# START OF Data lines
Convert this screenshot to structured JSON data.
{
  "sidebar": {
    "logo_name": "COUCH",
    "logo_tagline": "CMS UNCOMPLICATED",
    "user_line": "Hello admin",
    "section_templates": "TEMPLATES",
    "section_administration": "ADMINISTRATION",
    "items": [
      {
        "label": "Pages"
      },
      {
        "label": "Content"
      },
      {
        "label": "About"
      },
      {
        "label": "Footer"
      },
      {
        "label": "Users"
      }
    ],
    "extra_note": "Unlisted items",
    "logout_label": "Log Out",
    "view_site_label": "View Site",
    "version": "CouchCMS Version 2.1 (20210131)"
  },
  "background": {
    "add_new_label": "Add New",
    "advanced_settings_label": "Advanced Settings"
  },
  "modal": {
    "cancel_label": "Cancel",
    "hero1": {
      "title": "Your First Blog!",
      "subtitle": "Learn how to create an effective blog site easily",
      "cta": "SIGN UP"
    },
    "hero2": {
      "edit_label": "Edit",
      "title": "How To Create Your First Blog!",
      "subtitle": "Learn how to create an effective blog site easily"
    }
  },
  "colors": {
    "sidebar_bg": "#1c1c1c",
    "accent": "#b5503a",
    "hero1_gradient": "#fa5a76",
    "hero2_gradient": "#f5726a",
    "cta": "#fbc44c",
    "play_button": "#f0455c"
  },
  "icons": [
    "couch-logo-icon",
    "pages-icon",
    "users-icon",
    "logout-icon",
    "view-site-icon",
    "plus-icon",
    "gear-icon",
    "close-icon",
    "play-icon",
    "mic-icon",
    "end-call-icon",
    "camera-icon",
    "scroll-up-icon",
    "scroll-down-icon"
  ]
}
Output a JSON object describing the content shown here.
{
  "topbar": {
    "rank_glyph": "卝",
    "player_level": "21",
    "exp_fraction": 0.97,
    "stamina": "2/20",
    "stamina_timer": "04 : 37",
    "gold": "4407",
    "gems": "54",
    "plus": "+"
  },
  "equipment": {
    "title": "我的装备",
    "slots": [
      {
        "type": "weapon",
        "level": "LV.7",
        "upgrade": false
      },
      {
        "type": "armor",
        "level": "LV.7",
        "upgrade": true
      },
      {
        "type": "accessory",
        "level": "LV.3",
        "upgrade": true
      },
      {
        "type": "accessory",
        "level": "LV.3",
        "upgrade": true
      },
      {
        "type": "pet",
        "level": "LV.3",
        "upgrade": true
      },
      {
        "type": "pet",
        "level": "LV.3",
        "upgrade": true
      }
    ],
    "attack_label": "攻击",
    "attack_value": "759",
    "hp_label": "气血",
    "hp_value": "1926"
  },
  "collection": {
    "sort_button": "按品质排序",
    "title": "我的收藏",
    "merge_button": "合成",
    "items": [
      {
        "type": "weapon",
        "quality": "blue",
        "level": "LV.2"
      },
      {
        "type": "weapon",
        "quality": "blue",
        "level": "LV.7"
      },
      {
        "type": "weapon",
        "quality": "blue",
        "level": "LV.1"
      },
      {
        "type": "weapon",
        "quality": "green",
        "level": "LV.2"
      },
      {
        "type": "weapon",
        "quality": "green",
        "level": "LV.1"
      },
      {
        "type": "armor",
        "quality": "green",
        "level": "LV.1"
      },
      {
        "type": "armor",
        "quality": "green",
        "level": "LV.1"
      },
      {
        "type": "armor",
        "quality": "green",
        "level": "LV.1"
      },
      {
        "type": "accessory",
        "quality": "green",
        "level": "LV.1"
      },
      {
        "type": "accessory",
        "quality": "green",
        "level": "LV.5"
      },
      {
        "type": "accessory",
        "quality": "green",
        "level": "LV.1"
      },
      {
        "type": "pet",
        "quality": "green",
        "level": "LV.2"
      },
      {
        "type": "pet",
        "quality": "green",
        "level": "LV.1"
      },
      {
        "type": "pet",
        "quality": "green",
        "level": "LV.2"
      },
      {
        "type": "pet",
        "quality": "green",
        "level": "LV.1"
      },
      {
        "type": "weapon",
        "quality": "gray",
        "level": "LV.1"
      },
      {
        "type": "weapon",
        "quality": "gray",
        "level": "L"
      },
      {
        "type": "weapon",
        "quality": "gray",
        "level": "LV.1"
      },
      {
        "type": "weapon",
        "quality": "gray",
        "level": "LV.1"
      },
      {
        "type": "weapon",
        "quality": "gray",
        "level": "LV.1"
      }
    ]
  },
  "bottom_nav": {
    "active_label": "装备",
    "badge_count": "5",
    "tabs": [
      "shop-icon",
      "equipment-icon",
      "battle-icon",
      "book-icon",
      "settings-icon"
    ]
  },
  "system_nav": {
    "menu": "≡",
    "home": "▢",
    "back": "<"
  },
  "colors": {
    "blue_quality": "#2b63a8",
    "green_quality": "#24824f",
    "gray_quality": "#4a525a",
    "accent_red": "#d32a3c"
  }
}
# END OF Data lines
# START OF Data lines
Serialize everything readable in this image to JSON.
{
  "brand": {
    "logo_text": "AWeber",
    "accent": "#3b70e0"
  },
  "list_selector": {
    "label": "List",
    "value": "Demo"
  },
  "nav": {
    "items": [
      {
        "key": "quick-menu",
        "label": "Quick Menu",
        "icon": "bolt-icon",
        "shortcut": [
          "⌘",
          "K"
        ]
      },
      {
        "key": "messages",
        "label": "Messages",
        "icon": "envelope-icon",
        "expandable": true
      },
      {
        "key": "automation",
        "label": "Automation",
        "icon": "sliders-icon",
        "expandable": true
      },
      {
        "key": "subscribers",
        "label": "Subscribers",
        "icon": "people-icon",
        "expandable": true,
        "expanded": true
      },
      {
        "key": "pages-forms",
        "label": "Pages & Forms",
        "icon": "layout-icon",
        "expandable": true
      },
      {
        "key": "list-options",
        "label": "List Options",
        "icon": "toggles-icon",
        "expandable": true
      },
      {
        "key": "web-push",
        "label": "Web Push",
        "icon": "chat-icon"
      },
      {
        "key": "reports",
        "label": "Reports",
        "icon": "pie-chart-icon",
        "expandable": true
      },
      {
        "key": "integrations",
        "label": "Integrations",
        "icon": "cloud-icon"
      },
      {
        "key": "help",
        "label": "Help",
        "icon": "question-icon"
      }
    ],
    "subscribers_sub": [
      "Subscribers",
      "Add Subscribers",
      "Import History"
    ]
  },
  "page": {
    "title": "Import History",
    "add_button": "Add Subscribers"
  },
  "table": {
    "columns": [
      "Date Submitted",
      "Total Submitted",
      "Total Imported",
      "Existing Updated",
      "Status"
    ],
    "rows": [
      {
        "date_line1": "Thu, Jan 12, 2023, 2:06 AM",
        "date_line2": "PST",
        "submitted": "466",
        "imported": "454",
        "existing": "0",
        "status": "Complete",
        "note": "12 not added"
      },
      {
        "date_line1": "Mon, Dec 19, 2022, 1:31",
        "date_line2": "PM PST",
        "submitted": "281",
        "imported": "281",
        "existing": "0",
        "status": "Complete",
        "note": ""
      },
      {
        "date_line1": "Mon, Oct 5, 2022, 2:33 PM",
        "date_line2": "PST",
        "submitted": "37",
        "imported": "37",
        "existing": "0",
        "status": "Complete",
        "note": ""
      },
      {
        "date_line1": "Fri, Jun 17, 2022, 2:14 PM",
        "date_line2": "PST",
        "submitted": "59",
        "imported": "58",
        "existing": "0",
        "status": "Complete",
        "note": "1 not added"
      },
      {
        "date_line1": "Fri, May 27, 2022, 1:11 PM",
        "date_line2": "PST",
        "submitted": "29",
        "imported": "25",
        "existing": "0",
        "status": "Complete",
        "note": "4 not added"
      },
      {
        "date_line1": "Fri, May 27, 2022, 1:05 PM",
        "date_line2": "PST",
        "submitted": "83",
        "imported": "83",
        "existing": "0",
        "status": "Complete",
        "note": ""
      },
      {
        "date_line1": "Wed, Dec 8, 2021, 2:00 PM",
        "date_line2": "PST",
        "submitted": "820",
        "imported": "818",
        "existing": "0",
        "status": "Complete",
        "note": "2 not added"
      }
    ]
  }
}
# END OF Data lines
What to work on:
Among the records above, find each line holding the string "easily" and pull it out.

Answer to this exercise:
      "subtitle": "Learn how to create an effective blog site easily",
      "subtitle": "Learn how to create an effective blog site easily"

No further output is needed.